[Dataset entries]

------------------------------------------------------------------------

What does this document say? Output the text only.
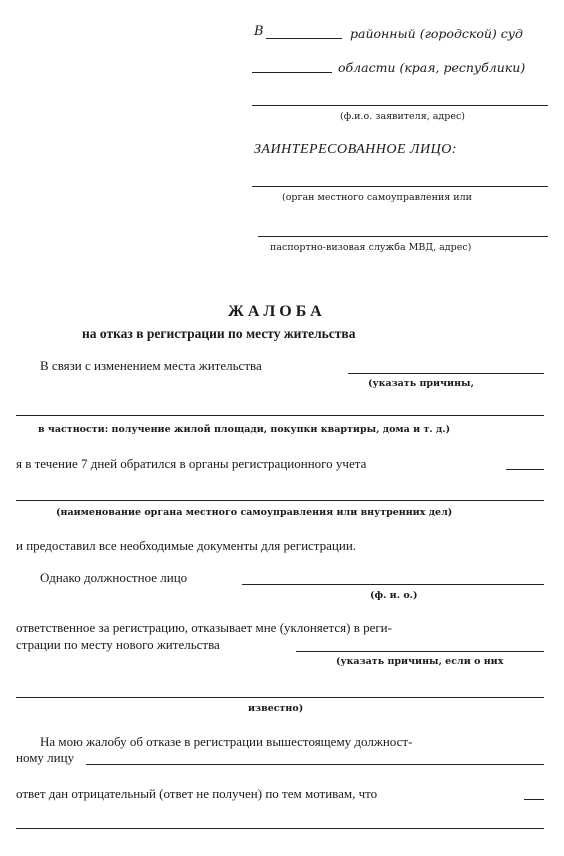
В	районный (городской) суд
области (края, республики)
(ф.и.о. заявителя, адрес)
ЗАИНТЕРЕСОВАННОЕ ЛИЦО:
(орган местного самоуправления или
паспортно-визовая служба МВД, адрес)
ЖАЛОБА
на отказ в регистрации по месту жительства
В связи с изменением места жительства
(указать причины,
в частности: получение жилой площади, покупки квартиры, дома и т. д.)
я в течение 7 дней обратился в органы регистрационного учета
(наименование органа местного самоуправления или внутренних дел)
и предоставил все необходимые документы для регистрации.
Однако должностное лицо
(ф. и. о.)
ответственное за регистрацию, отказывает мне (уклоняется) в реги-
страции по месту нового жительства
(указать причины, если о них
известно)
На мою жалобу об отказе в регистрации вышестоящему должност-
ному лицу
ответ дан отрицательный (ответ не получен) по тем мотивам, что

------------------------------------------------------------------------

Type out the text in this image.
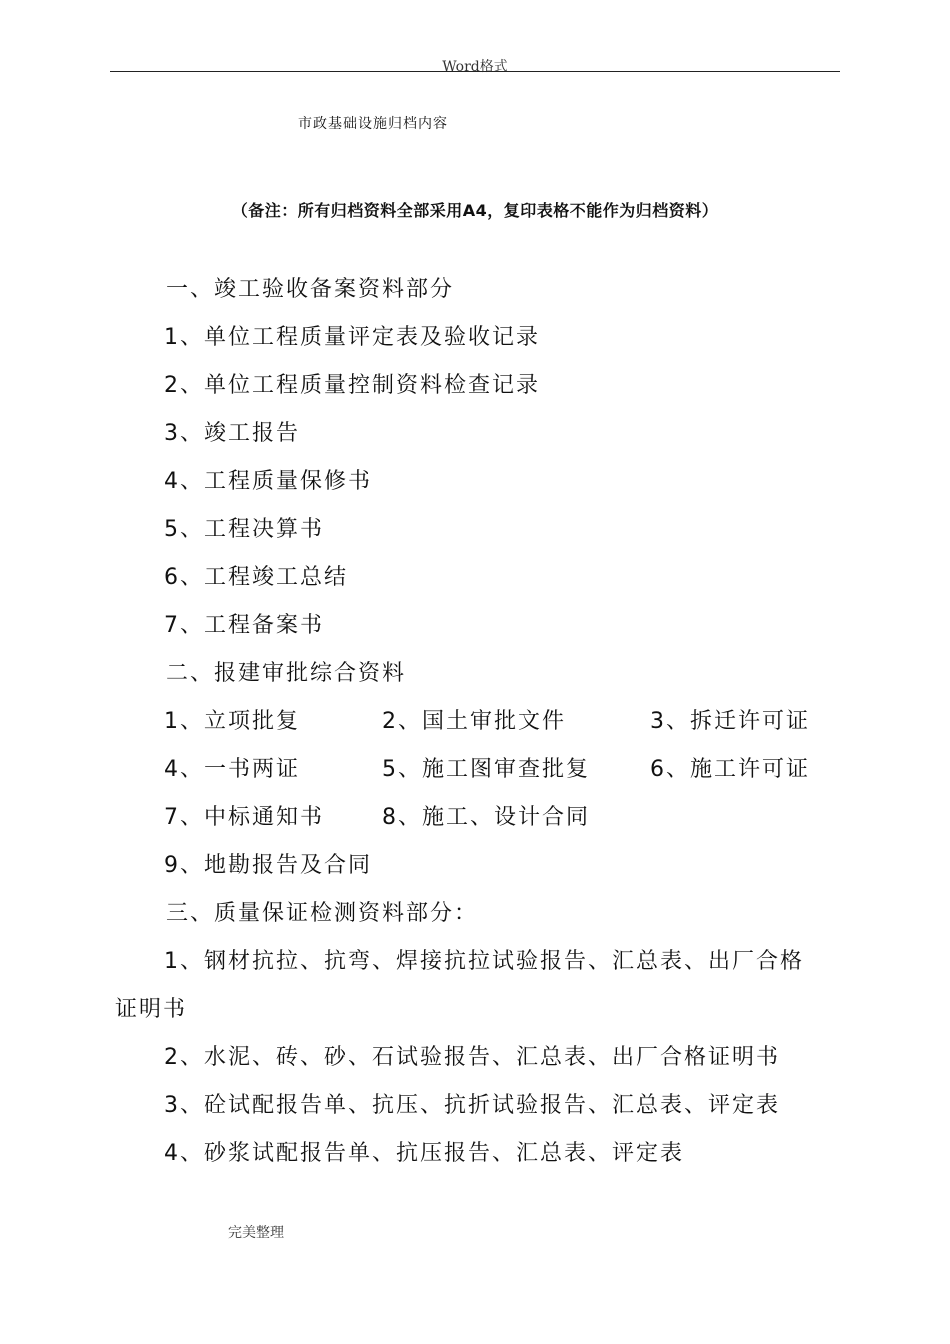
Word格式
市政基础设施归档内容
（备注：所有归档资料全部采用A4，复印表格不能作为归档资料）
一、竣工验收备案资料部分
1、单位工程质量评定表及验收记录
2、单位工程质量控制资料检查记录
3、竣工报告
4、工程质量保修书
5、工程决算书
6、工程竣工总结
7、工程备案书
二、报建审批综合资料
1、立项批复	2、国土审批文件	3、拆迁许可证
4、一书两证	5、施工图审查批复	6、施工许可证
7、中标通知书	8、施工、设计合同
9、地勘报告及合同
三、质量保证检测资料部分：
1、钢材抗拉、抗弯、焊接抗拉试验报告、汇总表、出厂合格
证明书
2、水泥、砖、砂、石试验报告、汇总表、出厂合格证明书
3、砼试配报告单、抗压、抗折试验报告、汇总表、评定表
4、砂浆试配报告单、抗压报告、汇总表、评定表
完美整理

------------------------------------------------------------------------

**What is needed**: Pull out every line in the data above that has the word "месту".

**The result**:
на отказ в регистрации по месту жительства
страции по месту нового жительства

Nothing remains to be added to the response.